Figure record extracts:
------------------------------------------------------------

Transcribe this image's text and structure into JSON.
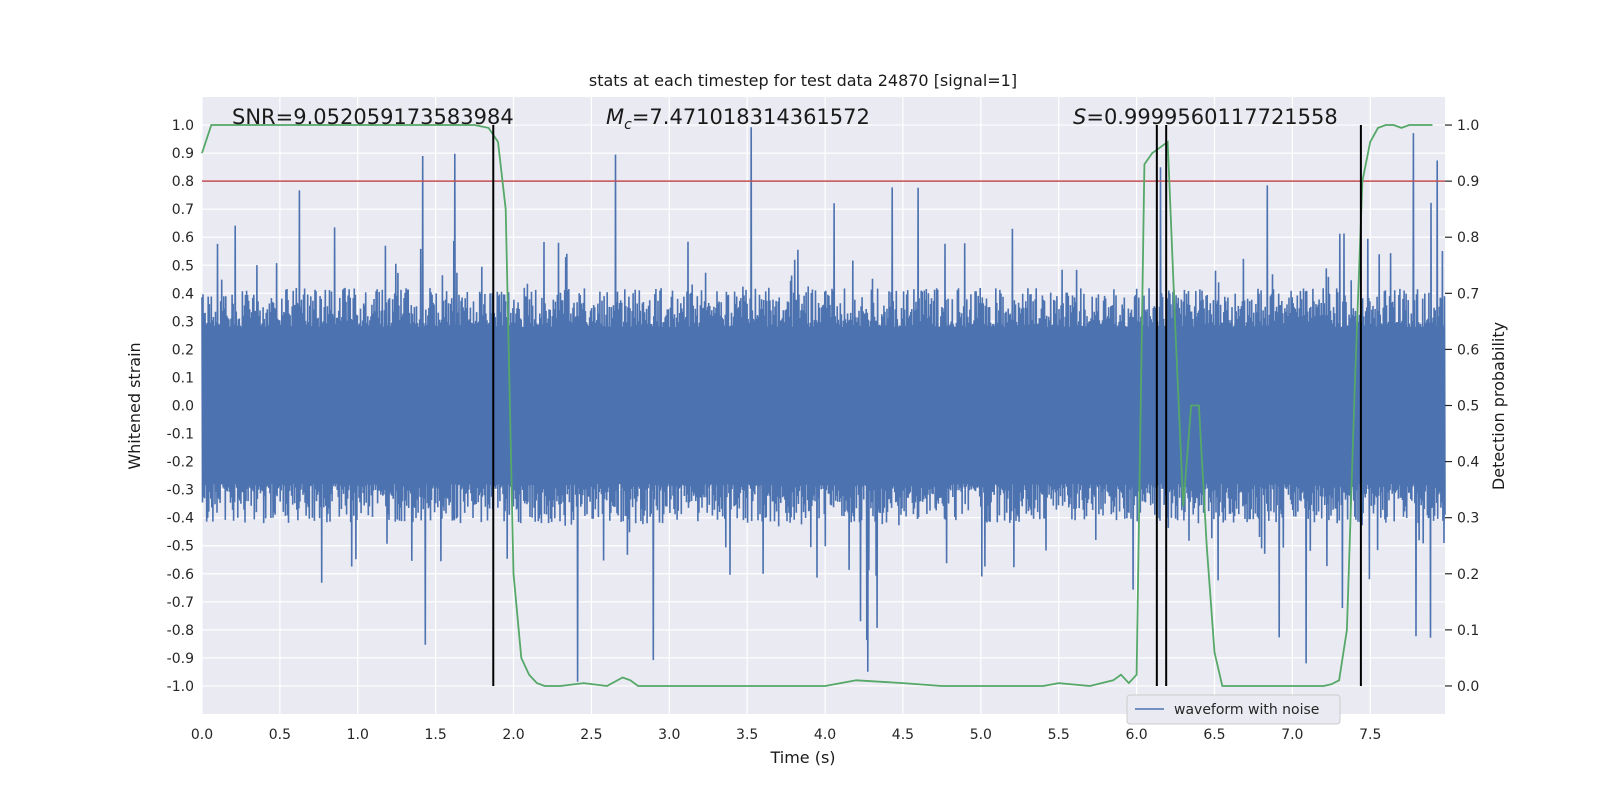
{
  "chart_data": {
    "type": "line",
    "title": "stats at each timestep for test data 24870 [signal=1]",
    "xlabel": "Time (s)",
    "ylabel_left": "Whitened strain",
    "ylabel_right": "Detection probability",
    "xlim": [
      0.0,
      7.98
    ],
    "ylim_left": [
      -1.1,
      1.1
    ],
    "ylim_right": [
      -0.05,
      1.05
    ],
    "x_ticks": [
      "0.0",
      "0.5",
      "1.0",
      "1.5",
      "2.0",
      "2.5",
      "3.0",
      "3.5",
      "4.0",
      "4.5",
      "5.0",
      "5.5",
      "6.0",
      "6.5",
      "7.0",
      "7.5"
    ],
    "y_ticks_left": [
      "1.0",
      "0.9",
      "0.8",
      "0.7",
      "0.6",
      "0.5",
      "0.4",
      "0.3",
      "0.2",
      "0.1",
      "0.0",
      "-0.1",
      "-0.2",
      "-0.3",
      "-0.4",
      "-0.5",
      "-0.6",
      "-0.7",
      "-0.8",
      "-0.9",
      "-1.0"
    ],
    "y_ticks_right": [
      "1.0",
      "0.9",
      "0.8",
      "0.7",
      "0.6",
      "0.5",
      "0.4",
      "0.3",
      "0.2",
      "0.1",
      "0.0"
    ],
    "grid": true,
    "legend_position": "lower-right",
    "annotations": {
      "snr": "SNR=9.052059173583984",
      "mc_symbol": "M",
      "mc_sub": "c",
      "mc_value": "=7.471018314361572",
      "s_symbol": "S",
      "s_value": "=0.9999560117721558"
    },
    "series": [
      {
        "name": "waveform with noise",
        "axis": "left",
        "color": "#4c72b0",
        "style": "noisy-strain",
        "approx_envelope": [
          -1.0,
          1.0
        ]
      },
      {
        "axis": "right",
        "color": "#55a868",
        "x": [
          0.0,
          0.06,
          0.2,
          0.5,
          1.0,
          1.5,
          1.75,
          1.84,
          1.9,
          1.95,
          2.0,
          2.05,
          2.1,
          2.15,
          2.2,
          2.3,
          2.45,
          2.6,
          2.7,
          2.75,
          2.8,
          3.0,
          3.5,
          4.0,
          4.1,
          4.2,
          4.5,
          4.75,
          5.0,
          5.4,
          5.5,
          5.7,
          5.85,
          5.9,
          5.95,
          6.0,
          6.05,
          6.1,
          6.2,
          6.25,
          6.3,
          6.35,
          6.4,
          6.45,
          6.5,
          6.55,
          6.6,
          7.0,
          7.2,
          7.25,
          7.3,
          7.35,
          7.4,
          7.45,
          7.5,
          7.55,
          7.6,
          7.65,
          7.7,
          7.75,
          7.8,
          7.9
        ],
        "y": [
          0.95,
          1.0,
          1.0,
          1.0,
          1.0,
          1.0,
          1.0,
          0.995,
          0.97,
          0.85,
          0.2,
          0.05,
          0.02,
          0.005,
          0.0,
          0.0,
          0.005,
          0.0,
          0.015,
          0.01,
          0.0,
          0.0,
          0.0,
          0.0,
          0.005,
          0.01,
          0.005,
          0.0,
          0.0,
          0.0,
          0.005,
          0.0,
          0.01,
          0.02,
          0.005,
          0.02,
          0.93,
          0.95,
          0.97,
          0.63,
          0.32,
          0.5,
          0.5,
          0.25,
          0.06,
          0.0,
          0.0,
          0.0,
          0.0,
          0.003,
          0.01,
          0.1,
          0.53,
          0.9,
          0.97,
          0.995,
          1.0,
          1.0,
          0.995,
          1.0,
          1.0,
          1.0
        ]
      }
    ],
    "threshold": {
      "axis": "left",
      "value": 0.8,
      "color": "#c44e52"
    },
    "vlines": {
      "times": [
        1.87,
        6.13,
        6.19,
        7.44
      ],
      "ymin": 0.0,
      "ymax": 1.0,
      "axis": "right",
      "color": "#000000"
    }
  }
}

------------------------------------------------------------

* Task to complete *
Report the number of lines in the entries above that include the word "axis" and add nothing to it.

* Full response *
4